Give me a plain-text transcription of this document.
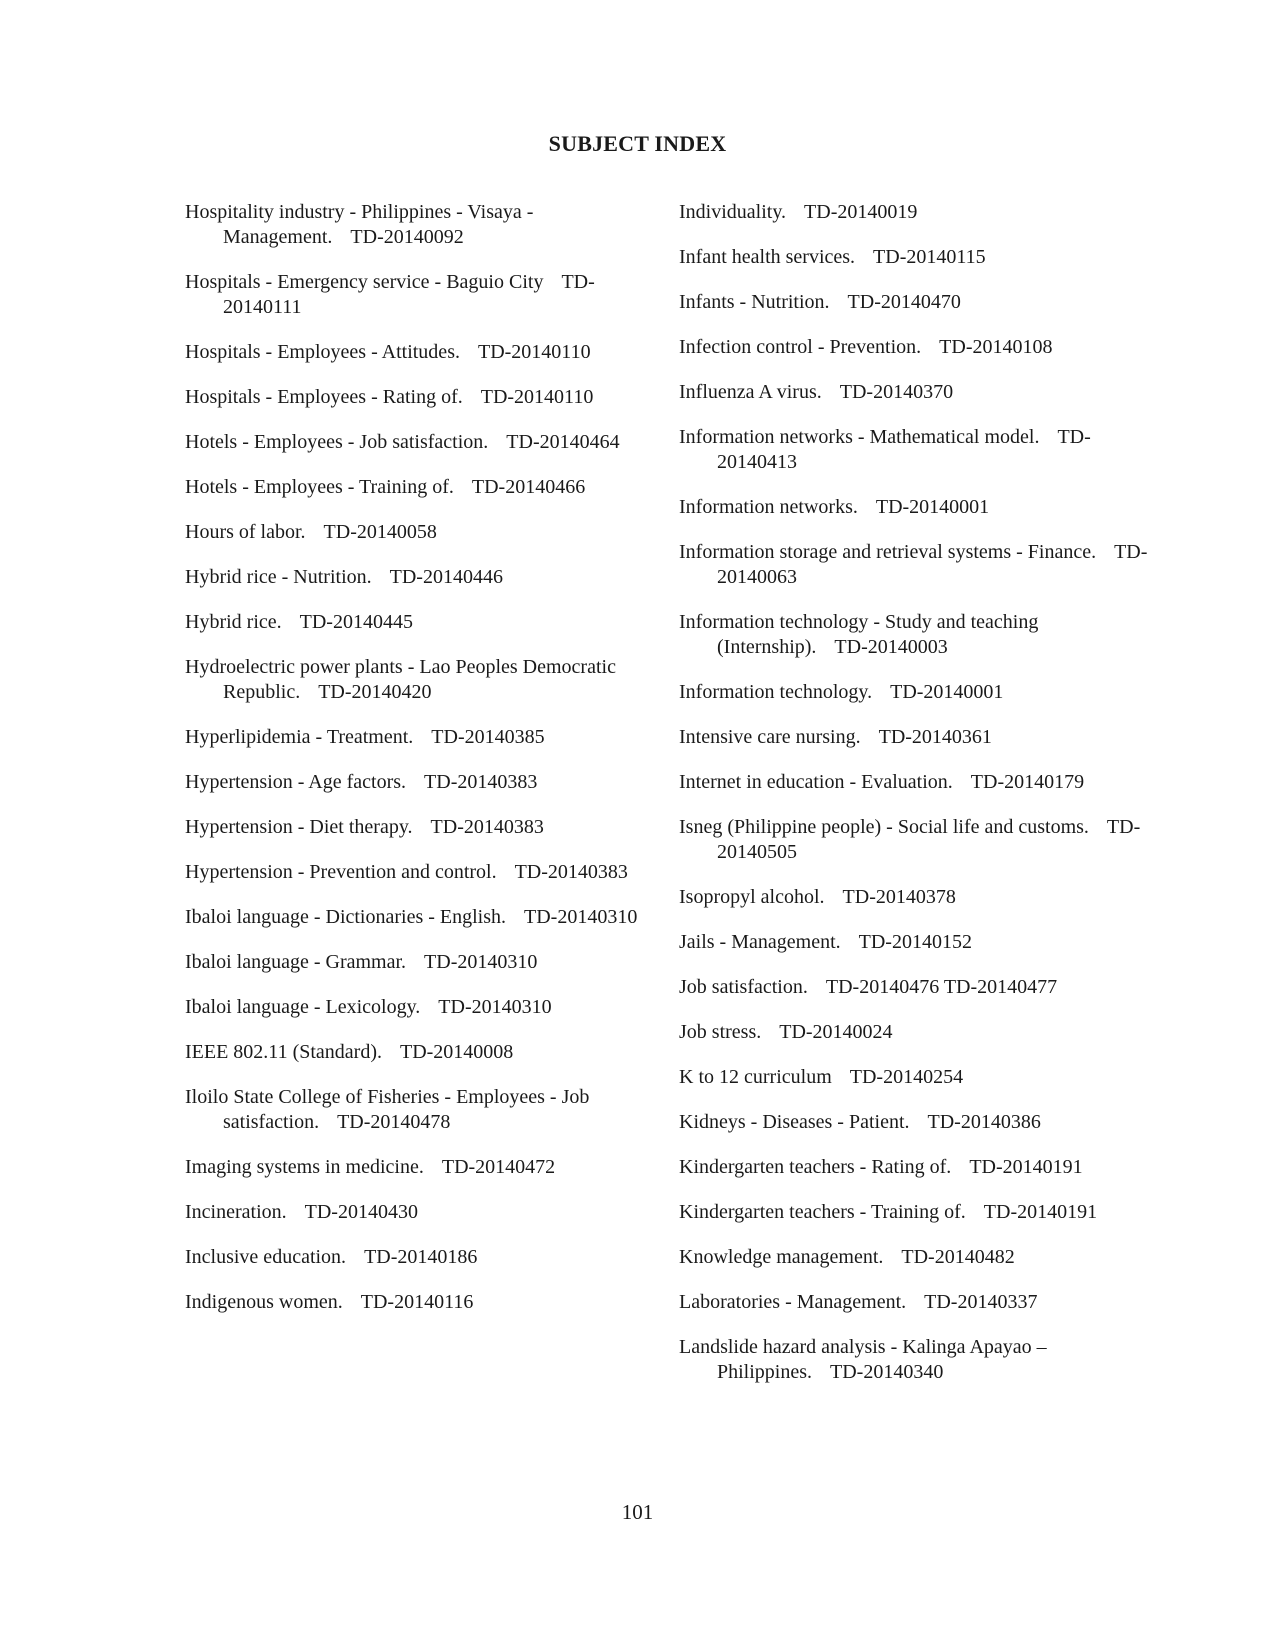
SUBJECT INDEX

Hospitality industry - Philippines - Visaya - Management. TD-20140092

Hospitals - Emergency service - Baguio City TD-20140111

Hospitals - Employees - Attitudes. TD-20140110

Hospitals - Employees - Rating of. TD-20140110

Hotels - Employees - Job satisfaction. TD-20140464

Hotels - Employees - Training of. TD-20140466

Hours of labor. TD-20140058

Hybrid rice - Nutrition. TD-20140446

Hybrid rice. TD-20140445

Hydroelectric power plants - Lao Peoples Democratic Republic. TD-20140420

Hyperlipidemia - Treatment. TD-20140385

Hypertension - Age factors. TD-20140383

Hypertension - Diet therapy. TD-20140383

Hypertension - Prevention and control. TD-20140383

Ibaloi language - Dictionaries - English. TD-20140310

Ibaloi language - Grammar. TD-20140310

Ibaloi language - Lexicology. TD-20140310

IEEE 802.11 (Standard). TD-20140008

Iloilo State College of Fisheries - Employees - Job satisfaction. TD-20140478

Imaging systems in medicine. TD-20140472

Incineration. TD-20140430

Inclusive education. TD-20140186

Indigenous women. TD-20140116

Individuality. TD-20140019

Infant health services. TD-20140115

Infants - Nutrition. TD-20140470

Infection control - Prevention. TD-20140108

Influenza A virus. TD-20140370

Information networks - Mathematical model. TD-20140413

Information networks. TD-20140001

Information storage and retrieval systems - Finance. TD-20140063

Information technology - Study and teaching (Internship). TD-20140003

Information technology. TD-20140001

Intensive care nursing. TD-20140361

Internet in education - Evaluation. TD-20140179

Isneg (Philippine people) - Social life and customs. TD-20140505

Isopropyl alcohol. TD-20140378

Jails - Management. TD-20140152

Job satisfaction. TD-20140476 TD-20140477

Job stress. TD-20140024

K to 12 curriculum TD-20140254

Kidneys - Diseases - Patient. TD-20140386

Kindergarten teachers - Rating of. TD-20140191

Kindergarten teachers - Training of. TD-20140191

Knowledge management. TD-20140482

Laboratories - Management. TD-20140337

Landslide hazard analysis - Kalinga Apayao – Philippines. TD-20140340

101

########

▸ **ASSIGNMENT**
Return the material in full, word for word, and skip the pictures.

▸ **OUTPUT FOR THIS TASK**
Give me a plain-text transcription of this document.
SUBJECT INDEX

Hospitality industry - Philippines - Visaya - Management. TD-20140092

Hospitals - Emergency service - Baguio City TD-20140111

Hospitals - Employees - Attitudes. TD-20140110

Hospitals - Employees - Rating of. TD-20140110

Hotels - Employees - Job satisfaction. TD-20140464

Hotels - Employees - Training of. TD-20140466

Hours of labor. TD-20140058

Hybrid rice - Nutrition. TD-20140446

Hybrid rice. TD-20140445

Hydroelectric power plants - Lao Peoples Democratic Republic. TD-20140420

Hyperlipidemia - Treatment. TD-20140385

Hypertension - Age factors. TD-20140383

Hypertension - Diet therapy. TD-20140383

Hypertension - Prevention and control. TD-20140383

Ibaloi language - Dictionaries - English. TD-20140310

Ibaloi language - Grammar. TD-20140310

Ibaloi language - Lexicology. TD-20140310

IEEE 802.11 (Standard). TD-20140008

Iloilo State College of Fisheries - Employees - Job satisfaction. TD-20140478

Imaging systems in medicine. TD-20140472

Incineration. TD-20140430

Inclusive education. TD-20140186

Indigenous women. TD-20140116

Individuality. TD-20140019

Infant health services. TD-20140115

Infants - Nutrition. TD-20140470

Infection control - Prevention. TD-20140108

Influenza A virus. TD-20140370

Information networks - Mathematical model. TD-20140413

Information networks. TD-20140001

Information storage and retrieval systems - Finance. TD-20140063

Information technology - Study and teaching (Internship). TD-20140003

Information technology. TD-20140001

Intensive care nursing. TD-20140361

Internet in education - Evaluation. TD-20140179

Isneg (Philippine people) - Social life and customs. TD-20140505

Isopropyl alcohol. TD-20140378

Jails - Management. TD-20140152

Job satisfaction. TD-20140476 TD-20140477

Job stress. TD-20140024

K to 12 curriculum TD-20140254

Kidneys - Diseases - Patient. TD-20140386

Kindergarten teachers - Rating of. TD-20140191

Kindergarten teachers - Training of. TD-20140191

Knowledge management. TD-20140482

Laboratories - Management. TD-20140337

Landslide hazard analysis - Kalinga Apayao – Philippines. TD-20140340

101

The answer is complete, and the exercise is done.